→ STATED PROBLEM
Transcribe the material below exactly as it appears.

[Items listed in a dataset]

>> Begin

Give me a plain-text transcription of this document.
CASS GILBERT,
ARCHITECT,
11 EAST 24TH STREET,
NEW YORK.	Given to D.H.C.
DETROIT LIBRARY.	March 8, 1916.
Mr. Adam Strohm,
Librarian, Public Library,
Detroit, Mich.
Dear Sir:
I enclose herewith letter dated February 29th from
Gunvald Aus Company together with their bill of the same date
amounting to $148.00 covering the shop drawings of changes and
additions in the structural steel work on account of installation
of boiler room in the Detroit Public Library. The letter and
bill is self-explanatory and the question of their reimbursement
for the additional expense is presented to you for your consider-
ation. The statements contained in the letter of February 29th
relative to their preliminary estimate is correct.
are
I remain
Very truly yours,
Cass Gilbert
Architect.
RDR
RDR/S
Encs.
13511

>> End

→ EXERCISE SOLUTION
Give me a plain-text transcription of this document.
CASS GILBERT,
ARCHITECT,
11 EAST 24TH STREET,
NEW YORK.	Given to D.H.C.
DETROIT LIBRARY.	March 8, 1916.
Mr. Adam Strohm,
Librarian, Public Library,
Detroit, Mich.
Dear Sir:
I enclose herewith letter dated February 29th from
Gunvald Aus Company together with their bill of the same date
amounting to $148.00 covering the shop drawings of changes and
additions in the structural steel work on account of installation
of boiler room in the Detroit Public Library. The letter and
bill is self-explanatory and the question of their reimbursement
for the additional expense is presented to you for your consider-
ation. The statements contained in the letter of February 29th
relative to their preliminary estimate is correct.
are
I remain
Very truly yours,
Cass Gilbert
Architect.
RDR
RDR/S
Encs.
13511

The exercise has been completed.